→ WHAT THE EXERCISE ASKS
Find the lines containing the word "this" and copy every one of them.

→ TASK INPUT
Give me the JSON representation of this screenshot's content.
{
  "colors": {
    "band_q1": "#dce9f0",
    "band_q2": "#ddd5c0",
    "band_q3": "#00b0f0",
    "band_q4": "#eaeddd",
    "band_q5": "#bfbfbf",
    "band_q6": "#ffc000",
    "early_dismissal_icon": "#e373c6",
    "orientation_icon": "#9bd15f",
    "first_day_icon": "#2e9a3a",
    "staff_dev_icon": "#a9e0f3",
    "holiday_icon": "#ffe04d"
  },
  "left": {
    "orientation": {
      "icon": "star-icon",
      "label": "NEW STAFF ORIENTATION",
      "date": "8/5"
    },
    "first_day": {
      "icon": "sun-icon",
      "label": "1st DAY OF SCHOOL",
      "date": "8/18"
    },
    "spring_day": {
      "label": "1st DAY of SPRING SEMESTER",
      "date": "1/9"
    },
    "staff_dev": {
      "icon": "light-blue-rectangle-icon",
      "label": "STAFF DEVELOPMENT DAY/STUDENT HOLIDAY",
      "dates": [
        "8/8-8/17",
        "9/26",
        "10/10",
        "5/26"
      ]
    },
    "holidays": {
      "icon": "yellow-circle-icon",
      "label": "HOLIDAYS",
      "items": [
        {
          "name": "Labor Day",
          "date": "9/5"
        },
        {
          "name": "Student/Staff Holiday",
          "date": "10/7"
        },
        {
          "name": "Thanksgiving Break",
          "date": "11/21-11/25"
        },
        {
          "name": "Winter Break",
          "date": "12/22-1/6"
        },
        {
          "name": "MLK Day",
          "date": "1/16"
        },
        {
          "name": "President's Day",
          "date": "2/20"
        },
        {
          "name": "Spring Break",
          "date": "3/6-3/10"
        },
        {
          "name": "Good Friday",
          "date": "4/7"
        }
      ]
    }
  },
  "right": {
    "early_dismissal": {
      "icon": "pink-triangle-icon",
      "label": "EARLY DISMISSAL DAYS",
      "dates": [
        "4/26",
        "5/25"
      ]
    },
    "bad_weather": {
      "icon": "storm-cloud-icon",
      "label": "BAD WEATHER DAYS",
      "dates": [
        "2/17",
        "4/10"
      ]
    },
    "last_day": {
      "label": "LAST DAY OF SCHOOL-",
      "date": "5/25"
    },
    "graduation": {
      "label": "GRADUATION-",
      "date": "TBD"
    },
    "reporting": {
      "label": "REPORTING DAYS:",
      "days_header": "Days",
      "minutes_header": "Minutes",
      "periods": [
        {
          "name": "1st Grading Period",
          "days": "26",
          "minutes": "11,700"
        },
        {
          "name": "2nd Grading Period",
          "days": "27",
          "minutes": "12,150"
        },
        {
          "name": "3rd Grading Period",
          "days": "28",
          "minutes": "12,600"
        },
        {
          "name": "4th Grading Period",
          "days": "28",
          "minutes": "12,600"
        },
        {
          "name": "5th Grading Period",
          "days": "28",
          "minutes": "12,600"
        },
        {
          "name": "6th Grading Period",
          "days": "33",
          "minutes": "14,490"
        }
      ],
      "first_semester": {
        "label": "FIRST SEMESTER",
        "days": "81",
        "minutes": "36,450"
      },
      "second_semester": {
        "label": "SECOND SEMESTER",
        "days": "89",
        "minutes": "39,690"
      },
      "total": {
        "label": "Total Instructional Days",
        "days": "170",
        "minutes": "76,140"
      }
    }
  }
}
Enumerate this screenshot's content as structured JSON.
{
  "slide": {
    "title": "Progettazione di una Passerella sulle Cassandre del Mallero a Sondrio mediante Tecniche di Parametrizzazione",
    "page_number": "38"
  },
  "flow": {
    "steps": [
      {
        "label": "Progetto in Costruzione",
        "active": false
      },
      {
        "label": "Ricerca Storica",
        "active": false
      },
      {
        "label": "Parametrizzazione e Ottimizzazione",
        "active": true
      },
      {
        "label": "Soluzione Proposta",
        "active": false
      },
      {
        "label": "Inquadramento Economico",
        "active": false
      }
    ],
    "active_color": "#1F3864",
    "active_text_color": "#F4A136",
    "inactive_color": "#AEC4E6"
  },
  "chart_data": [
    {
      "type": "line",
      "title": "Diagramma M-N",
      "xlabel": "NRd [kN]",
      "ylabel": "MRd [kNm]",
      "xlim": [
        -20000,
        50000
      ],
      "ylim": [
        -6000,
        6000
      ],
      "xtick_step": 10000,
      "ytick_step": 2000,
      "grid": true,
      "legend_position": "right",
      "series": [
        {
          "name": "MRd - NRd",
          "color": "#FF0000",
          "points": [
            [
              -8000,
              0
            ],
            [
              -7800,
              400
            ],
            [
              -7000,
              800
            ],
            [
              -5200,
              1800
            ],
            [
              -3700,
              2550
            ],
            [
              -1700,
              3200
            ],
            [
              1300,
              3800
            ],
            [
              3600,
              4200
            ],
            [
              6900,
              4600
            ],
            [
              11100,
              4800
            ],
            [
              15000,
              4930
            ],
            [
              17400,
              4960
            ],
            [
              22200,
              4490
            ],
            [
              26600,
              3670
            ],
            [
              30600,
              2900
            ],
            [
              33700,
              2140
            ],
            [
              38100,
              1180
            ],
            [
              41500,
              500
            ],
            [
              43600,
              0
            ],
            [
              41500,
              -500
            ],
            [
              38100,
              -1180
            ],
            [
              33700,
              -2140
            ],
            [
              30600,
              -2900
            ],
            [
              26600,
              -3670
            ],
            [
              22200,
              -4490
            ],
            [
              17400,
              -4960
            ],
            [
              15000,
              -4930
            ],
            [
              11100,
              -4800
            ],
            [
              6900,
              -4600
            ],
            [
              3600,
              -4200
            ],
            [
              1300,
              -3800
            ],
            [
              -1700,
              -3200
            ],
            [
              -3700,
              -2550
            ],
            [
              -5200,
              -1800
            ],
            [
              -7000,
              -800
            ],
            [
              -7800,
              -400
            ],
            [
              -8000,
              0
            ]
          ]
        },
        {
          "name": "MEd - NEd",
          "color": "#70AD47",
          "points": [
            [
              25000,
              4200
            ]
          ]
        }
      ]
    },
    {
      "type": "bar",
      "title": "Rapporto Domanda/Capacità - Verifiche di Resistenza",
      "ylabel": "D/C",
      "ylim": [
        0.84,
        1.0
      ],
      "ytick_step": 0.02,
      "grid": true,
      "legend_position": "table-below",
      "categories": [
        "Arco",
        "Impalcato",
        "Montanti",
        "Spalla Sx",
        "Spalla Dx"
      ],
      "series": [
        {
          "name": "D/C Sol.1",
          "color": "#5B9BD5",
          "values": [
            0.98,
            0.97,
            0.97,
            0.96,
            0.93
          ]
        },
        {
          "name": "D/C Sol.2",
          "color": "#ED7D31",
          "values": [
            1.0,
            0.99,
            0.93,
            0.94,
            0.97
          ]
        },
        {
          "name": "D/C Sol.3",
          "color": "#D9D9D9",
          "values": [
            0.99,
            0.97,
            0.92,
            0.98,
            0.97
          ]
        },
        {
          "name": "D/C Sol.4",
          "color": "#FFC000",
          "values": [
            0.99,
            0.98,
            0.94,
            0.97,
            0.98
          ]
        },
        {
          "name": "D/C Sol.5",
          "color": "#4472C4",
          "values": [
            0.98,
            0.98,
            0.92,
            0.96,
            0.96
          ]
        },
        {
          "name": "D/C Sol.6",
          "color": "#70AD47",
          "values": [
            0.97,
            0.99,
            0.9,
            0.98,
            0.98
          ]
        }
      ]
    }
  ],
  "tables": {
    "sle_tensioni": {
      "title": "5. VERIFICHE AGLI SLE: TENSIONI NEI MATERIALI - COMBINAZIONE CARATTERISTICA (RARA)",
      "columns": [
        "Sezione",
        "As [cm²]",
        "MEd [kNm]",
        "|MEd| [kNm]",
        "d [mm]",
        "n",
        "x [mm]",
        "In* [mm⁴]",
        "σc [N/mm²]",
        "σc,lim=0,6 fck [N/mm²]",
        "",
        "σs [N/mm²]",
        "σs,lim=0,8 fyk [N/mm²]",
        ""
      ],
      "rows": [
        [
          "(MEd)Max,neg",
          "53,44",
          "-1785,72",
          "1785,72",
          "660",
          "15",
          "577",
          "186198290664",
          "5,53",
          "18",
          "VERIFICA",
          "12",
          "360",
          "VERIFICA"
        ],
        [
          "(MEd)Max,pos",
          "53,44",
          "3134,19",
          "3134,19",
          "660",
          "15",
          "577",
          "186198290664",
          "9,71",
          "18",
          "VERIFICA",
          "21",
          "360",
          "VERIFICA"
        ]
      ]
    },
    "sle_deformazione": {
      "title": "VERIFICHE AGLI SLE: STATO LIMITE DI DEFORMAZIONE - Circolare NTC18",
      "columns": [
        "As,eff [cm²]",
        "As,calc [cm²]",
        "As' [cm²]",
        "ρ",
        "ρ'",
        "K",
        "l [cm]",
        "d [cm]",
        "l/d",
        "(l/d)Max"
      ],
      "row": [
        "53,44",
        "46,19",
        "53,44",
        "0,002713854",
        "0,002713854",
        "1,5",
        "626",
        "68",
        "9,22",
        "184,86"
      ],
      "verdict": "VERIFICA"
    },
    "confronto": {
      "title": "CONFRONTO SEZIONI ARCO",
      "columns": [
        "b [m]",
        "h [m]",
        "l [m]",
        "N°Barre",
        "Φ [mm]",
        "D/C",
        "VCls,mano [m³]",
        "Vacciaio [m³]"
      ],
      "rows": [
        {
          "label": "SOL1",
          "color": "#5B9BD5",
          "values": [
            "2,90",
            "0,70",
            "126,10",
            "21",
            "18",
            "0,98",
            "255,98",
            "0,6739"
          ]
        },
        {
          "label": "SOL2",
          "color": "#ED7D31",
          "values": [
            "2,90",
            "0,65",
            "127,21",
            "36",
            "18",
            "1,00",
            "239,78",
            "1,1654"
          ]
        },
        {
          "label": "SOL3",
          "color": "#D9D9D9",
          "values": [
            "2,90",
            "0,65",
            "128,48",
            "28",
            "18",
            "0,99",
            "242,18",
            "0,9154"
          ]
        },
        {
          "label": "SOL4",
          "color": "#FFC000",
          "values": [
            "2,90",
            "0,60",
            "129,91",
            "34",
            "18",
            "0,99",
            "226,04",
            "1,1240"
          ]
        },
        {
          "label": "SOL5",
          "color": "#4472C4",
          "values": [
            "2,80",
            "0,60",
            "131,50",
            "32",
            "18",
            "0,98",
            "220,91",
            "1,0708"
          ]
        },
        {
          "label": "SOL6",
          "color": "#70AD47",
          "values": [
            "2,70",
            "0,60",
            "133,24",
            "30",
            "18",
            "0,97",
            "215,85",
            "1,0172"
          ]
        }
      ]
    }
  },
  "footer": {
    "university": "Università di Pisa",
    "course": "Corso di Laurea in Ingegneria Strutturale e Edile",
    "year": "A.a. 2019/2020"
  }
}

→ THE OUTPUT
Give me the JSON representation of this screenshot's content.
Enumerate this screenshot's content as structured JSON.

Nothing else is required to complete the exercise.